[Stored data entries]
= = = = =
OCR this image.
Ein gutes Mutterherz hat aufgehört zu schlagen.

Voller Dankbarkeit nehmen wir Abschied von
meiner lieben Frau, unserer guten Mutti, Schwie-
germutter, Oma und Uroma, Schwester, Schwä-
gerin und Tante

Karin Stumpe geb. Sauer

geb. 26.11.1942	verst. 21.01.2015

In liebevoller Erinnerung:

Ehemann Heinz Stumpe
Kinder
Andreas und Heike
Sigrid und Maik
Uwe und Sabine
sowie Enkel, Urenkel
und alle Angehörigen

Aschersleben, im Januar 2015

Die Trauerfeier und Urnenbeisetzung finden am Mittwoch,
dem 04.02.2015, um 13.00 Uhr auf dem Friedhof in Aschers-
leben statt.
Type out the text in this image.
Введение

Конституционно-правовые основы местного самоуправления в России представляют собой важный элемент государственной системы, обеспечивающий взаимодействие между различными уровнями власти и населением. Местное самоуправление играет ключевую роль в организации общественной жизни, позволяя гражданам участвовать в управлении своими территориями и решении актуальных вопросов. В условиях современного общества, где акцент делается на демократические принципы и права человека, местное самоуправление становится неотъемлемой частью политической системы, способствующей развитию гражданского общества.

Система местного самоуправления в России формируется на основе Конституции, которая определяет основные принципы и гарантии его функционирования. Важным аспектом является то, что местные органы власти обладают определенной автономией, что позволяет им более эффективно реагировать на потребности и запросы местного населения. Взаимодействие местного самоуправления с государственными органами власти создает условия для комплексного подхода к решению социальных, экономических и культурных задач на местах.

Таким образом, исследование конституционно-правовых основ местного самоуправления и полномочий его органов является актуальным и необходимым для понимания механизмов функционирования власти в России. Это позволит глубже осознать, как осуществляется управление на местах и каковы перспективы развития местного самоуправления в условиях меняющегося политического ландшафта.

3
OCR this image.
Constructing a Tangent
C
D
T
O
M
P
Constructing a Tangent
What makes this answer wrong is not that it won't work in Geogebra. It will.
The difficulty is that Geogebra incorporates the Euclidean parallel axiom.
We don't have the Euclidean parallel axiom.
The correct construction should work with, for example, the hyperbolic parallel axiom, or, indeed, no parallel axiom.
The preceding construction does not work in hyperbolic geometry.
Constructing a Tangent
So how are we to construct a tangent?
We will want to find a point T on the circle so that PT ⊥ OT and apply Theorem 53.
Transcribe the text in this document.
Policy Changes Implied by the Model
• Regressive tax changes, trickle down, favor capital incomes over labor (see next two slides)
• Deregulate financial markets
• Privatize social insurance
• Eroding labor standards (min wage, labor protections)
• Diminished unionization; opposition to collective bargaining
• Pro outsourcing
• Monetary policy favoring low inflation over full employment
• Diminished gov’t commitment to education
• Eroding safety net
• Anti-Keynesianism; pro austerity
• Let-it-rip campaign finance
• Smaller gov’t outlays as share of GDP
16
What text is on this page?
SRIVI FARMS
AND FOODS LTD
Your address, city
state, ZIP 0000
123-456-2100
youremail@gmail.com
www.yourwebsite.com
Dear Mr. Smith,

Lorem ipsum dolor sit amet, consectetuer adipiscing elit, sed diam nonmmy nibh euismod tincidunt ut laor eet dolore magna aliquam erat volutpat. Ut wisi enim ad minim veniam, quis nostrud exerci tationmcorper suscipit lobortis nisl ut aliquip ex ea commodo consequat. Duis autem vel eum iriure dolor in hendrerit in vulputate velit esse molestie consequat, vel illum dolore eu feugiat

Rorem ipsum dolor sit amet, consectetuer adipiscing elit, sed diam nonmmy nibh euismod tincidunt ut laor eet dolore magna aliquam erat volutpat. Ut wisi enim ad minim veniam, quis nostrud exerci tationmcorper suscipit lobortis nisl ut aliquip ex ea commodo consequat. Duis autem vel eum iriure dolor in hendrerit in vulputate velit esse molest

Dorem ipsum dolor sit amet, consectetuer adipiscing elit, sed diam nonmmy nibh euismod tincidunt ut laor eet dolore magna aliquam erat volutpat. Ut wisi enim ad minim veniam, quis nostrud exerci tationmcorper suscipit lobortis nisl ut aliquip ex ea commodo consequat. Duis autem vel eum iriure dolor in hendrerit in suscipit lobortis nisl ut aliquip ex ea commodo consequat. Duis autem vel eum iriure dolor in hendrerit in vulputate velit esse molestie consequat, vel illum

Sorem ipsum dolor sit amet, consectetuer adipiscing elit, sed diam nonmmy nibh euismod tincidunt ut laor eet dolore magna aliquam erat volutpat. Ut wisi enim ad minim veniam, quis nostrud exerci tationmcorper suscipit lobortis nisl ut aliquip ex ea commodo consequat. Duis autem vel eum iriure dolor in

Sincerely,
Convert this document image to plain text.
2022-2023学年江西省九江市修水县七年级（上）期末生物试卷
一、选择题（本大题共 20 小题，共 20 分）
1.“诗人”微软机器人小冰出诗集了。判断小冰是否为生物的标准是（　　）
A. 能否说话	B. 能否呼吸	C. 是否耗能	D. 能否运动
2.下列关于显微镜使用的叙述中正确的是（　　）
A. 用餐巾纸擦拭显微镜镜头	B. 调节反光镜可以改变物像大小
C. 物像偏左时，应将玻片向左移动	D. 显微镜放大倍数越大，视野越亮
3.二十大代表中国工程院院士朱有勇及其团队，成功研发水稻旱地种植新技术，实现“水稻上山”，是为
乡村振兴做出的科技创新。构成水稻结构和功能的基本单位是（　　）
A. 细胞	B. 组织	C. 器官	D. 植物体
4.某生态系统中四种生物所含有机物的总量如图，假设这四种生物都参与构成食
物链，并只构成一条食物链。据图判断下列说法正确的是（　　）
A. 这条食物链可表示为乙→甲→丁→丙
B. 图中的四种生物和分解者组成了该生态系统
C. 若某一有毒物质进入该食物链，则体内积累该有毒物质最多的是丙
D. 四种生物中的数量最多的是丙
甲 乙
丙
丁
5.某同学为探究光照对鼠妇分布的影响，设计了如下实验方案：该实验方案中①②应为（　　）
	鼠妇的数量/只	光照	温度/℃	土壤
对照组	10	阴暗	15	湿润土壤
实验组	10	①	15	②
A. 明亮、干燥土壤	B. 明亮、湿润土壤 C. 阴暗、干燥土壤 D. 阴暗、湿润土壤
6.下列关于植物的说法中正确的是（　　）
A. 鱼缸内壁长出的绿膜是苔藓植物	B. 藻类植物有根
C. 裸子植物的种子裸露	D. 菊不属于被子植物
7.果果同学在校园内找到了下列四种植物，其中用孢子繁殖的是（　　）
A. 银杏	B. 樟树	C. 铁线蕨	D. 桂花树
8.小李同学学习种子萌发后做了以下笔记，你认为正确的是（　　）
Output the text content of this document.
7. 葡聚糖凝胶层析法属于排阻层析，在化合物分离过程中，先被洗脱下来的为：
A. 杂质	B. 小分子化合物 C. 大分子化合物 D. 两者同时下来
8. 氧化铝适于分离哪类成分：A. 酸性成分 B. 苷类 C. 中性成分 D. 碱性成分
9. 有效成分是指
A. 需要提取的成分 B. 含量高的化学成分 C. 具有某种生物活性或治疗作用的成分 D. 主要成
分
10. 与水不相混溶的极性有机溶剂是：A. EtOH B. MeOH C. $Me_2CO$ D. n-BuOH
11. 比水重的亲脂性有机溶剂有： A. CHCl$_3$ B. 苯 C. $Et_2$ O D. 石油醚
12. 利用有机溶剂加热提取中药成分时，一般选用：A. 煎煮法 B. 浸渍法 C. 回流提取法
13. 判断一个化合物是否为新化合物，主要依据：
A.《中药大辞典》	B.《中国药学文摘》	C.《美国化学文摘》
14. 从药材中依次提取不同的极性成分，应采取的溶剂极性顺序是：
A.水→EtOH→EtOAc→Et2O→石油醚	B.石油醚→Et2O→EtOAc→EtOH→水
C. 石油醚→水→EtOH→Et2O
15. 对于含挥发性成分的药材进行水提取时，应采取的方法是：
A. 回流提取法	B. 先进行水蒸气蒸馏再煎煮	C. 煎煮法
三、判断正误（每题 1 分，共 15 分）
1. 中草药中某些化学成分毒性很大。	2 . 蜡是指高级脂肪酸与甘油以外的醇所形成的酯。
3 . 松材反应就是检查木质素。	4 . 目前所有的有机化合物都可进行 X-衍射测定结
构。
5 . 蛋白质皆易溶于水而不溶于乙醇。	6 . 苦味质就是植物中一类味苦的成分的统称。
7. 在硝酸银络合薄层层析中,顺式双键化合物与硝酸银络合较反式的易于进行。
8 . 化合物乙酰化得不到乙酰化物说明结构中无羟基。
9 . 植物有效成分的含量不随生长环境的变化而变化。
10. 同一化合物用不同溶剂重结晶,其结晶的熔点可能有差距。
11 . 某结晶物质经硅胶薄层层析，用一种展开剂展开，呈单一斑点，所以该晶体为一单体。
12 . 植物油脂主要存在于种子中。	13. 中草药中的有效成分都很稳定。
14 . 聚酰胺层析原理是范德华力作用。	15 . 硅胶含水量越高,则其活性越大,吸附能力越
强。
= = = = =
• Work instructions:
Determine the number of lines in these entries that contain the word "Eroding", and write only that number.

• Response:
2